[begin Dataset records]
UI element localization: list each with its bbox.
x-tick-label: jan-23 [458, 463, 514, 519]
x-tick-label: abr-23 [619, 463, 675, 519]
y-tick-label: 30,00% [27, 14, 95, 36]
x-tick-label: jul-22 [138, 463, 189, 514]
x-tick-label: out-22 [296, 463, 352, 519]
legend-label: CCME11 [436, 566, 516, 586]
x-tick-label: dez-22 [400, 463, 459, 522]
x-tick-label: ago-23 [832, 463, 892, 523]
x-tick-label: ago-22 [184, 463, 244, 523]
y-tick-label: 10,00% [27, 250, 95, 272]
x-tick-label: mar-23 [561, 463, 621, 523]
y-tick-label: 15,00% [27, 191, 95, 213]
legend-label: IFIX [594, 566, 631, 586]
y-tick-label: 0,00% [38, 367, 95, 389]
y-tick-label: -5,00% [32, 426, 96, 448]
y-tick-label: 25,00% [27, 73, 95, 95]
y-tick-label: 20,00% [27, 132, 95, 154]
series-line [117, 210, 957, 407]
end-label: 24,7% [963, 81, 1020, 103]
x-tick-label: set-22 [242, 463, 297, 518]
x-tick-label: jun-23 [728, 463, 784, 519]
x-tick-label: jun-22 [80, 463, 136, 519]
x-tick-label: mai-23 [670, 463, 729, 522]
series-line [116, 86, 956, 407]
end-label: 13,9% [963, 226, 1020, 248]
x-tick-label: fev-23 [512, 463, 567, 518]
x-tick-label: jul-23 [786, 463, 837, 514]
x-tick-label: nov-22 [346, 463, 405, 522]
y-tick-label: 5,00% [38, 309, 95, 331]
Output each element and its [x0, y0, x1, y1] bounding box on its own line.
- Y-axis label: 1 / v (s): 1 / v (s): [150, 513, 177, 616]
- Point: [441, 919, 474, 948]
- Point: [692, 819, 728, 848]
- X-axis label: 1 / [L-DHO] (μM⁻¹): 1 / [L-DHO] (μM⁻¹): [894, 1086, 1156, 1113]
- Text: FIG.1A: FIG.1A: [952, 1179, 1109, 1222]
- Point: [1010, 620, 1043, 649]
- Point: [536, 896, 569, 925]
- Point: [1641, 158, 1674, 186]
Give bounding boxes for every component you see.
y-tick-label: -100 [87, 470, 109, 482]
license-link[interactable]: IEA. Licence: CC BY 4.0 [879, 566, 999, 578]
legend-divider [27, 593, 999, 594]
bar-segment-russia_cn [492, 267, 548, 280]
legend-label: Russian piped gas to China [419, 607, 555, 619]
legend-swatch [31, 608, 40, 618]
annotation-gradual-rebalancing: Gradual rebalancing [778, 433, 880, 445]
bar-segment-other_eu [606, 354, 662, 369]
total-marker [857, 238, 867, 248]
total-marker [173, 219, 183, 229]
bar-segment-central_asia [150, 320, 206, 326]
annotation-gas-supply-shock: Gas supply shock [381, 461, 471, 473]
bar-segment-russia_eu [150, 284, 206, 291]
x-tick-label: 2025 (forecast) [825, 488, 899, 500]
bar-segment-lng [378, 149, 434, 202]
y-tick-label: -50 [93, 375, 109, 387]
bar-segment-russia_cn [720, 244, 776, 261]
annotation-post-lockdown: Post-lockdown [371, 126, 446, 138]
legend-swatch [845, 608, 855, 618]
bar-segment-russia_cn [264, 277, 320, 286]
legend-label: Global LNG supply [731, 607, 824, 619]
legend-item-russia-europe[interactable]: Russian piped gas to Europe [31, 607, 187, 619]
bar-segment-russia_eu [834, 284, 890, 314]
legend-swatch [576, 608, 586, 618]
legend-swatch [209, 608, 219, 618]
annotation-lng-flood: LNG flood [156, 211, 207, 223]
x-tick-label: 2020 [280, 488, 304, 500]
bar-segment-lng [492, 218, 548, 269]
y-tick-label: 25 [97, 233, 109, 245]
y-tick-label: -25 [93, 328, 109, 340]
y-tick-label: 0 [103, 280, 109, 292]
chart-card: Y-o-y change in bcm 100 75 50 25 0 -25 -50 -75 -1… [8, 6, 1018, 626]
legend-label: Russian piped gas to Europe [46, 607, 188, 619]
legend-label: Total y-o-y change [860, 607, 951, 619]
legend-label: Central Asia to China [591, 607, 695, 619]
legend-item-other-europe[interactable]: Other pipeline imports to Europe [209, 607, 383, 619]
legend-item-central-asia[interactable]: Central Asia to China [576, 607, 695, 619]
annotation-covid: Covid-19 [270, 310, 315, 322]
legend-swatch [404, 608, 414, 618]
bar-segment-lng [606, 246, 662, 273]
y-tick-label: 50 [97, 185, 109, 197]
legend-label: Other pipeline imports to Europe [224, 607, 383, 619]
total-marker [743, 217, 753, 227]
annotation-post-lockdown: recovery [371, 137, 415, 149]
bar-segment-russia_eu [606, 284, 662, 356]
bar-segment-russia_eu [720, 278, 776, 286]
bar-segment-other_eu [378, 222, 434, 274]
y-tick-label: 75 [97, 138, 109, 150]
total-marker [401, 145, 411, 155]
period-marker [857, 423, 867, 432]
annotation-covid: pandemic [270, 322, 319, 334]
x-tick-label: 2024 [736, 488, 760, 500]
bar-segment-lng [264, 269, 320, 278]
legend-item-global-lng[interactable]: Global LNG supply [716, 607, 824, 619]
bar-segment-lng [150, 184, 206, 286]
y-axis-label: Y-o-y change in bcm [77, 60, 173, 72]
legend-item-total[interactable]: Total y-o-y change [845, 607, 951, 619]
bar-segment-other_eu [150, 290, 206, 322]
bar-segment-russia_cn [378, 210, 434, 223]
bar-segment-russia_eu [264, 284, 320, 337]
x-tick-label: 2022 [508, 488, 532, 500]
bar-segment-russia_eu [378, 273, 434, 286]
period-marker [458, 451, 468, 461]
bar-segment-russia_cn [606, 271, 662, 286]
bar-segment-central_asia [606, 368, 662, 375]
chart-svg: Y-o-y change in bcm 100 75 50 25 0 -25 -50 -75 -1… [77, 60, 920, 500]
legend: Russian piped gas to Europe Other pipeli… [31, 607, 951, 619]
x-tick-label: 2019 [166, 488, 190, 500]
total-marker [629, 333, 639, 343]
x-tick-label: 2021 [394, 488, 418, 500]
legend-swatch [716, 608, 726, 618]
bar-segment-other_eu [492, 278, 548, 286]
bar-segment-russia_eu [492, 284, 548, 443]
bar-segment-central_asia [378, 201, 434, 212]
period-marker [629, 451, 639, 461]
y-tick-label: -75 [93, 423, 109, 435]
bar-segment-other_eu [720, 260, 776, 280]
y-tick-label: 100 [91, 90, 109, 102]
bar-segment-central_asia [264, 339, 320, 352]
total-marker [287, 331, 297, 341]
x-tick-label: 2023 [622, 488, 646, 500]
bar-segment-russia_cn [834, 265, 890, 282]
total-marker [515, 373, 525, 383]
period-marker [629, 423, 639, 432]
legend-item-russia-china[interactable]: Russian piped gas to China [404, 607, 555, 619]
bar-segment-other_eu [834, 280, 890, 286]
[end Dataset records]
▶ Exercise
Render every one of the entries above as a JSON list of strings, with one string per line and blank lines left out.

▶ Answer to this task
[
  "UI element localization: list each with its bbox.",
  "x-tick-label: jan-23 [458, 463, 514, 519]",
  "x-tick-label: abr-23 [619, 463, 675, 519]",
  "y-tick-label: 30,00% [27, 14, 95, 36]",
  "x-tick-label: jul-22 [138, 463, 189, 514]",
  "x-tick-label: out-22 [296, 463, 352, 519]",
  "legend-label: CCME11 [436, 566, 516, 586]",
  "x-tick-label: dez-22 [400, 463, 459, 522]",
  "x-tick-label: ago-23 [832, 463, 892, 523]",
  "x-tick-label: ago-22 [184, 463, 244, 523]",
  "y-tick-label: 10,00% [27, 250, 95, 272]",
  "x-tick-label: mar-23 [561, 463, 621, 523]",
  "y-tick-label: 15,00% [27, 191, 95, 213]",
  "legend-label: IFIX [594, 566, 631, 586]",
  "y-tick-label: 0,00% [38, 367, 95, 389]",
  "y-tick-label: -5,00% [32, 426, 96, 448]",
  "y-tick-label: 25,00% [27, 73, 95, 95]",
  "y-tick-label: 20,00% [27, 132, 95, 154]",
  "series-line [117, 210, 957, 407]",
  "end-label: 24,7% [963, 81, 1020, 103]",
  "x-tick-label: set-22 [242, 463, 297, 518]",
  "x-tick-label: jun-23 [728, 463, 784, 519]",
  "x-tick-label: jun-22 [80, 463, 136, 519]",
  "x-tick-label: mai-23 [670, 463, 729, 522]",
  "series-line [116, 86, 956, 407]",
  "end-label: 13,9% [963, 226, 1020, 248]",
  "x-tick-label: fev-23 [512, 463, 567, 518]",
  "x-tick-label: jul-23 [786, 463, 837, 514]",
  "x-tick-label: nov-22 [346, 463, 405, 522]",
  "y-tick-label: 5,00% [38, 309, 95, 331]",
  "Output each element and its [x0, y0, x1, y1] bounding box on its own line.",
  "- Y-axis label: 1 / v (s): 1 / v (s): [150, 513, 177, 616]",
  "- Point: [441, 919, 474, 948]",
  "- Point: [692, 819, 728, 848]",
  "- X-axis label: 1 / [L-DHO] (μM⁻¹): 1 / [L-DHO] (μM⁻¹): [894, 1086, 1156, 1113]",
  "- Text: FIG.1A: FIG.1A: [952, 1179, 1109, 1222]",
  "- Point: [1010, 620, 1043, 649]",
  "- Point: [536, 896, 569, 925]",
  "- Point: [1641, 158, 1674, 186]",
  "Give bounding boxes for every component you see.",
  "y-tick-label: -100 [87, 470, 109, 482]",
  "license-link[interactable]: IEA. Licence: CC BY 4.0 [879, 566, 999, 578]",
  "legend-divider [27, 593, 999, 594]",
  "bar-segment-russia_cn [492, 267, 548, 280]",
  "legend-label: Russian piped gas to China [419, 607, 555, 619]",
  "legend-swatch [31, 608, 40, 618]",
  "annotation-gradual-rebalancing: Gradual rebalancing [778, 433, 880, 445]",
  "bar-segment-other_eu [606, 354, 662, 369]",
  "total-marker [857, 238, 867, 248]",
  "total-marker [173, 219, 183, 229]",
  "bar-segment-central_asia [150, 320, 206, 326]",
  "annotation-gas-supply-shock: Gas supply shock [381, 461, 471, 473]",
  "bar-segment-russia_eu [150, 284, 206, 291]",
  "x-tick-label: 2025 (forecast) [825, 488, 899, 500]",
  "bar-segment-lng [378, 149, 434, 202]",
  "y-tick-label: -50 [93, 375, 109, 387]",
  "bar-segment-russia_cn [720, 244, 776, 261]",
  "annotation-post-lockdown: Post-lockdown [371, 126, 446, 138]",
  "legend-swatch [845, 608, 855, 618]",
  "bar-segment-russia_cn [264, 277, 320, 286]",
  "legend-label: Global LNG supply [731, 607, 824, 619]",
  "legend-item-russia-europe[interactable]: Russian piped gas to Europe [31, 607, 187, 619]",
  "bar-segment-russia_eu [834, 284, 890, 314]",
  "legend-swatch [576, 608, 586, 618]",
  "legend-swatch [209, 608, 219, 618]",
  "annotation-lng-flood: LNG flood [156, 211, 207, 223]",
  "x-tick-label: 2020 [280, 488, 304, 500]",
  "bar-segment-lng [492, 218, 548, 269]",
  "y-tick-label: 25 [97, 233, 109, 245]",
  "y-tick-label: -25 [93, 328, 109, 340]",
  "y-tick-label: 0 [103, 280, 109, 292]",
  "chart-card: Y-o-y change in bcm 100 75 50 25 0 -25 -50 -75 -1… [8, 6, 1018, 626]",
  "legend-label: Russian piped gas to Europe [46, 607, 188, 619]",
  "legend-label: Total y-o-y change [860, 607, 951, 619]",
  "legend-label: Central Asia to China [591, 607, 695, 619]",
  "legend-item-other-europe[interactable]: Other pipeline imports to Europe [209, 607, 383, 619]",
  "legend-item-central-asia[interactable]: Central Asia to China [576, 607, 695, 619]",
  "annotation-covid: Covid-19 [270, 310, 315, 322]",
  "legend-swatch [404, 608, 414, 618]",
  "bar-segment-lng [606, 246, 662, 273]",
  "y-tick-label: 50 [97, 185, 109, 197]",
  "legend-label: Other pipeline imports to Europe [224, 607, 383, 619]",
  "total-marker [743, 217, 753, 227]",
  "annotation-post-lockdown: recovery [371, 137, 415, 149]",
  "bar-segment-russia_eu [606, 284, 662, 356]",
  "bar-segment-russia_eu [720, 278, 776, 286]",
  "bar-segment-other_eu [378, 222, 434, 274]",
  "y-tick-label: 75 [97, 138, 109, 150]",
  "total-marker [401, 145, 411, 155]",
  "period-marker [857, 423, 867, 432]",
  "annotation-covid: pandemic [270, 322, 319, 334]",
  "x-tick-label: 2024 [736, 488, 760, 500]",
  "bar-segment-lng [264, 269, 320, 278]",
  "legend-item-global-lng[interactable]: Global LNG supply [716, 607, 824, 619]",
  "bar-segment-lng [150, 184, 206, 286]",
  "y-axis-label: Y-o-y change in bcm [77, 60, 173, 72]",
  "legend-item-total[interactable]: Total y-o-y change [845, 607, 951, 619]",
  "bar-segment-other_eu [150, 290, 206, 322]",
  "bar-segment-russia_cn [378, 210, 434, 223]",
  "bar-segment-russia_eu [264, 284, 320, 337]",
  "x-tick-label: 2022 [508, 488, 532, 500]",
  "bar-segment-russia_eu [378, 273, 434, 286]",
  "period-marker [458, 451, 468, 461]",
  "bar-segment-russia_cn [606, 271, 662, 286]",
  "bar-segment-central_asia [606, 368, 662, 375]",
  "chart-svg: Y-o-y change in bcm 100 75 50 25 0 -25 -50 -75 -1… [77, 60, 920, 500]",
  "legend: Russian piped gas to Europe Other pipeli… [31, 607, 951, 619]",
  "x-tick-label: 2019 [166, 488, 190, 500]",
  "total-marker [629, 333, 639, 343]",
  "x-tick-label: 2021 [394, 488, 418, 500]",
  "legend-swatch [716, 608, 726, 618]",
  "bar-segment-other_eu [492, 278, 548, 286]",
  "bar-segment-russia_eu [492, 284, 548, 443]",
  "bar-segment-central_asia [378, 201, 434, 212]",
  "period-marker [629, 451, 639, 461]",
  "y-tick-label: -75 [93, 423, 109, 435]",
  "bar-segment-other_eu [720, 260, 776, 280]",
  "y-tick-label: 100 [91, 90, 109, 102]",
  "bar-segment-central_asia [264, 339, 320, 352]",
  "total-marker [287, 331, 297, 341]",
  "x-tick-label: 2023 [622, 488, 646, 500]",
  "bar-segment-russia_cn [834, 265, 890, 282]",
  "total-marker [515, 373, 525, 383]",
  "period-marker [629, 423, 639, 432]",
  "legend-item-russia-china[interactable]: Russian piped gas to China [404, 607, 555, 619]",
  "bar-segment-other_eu [834, 280, 890, 286]"
]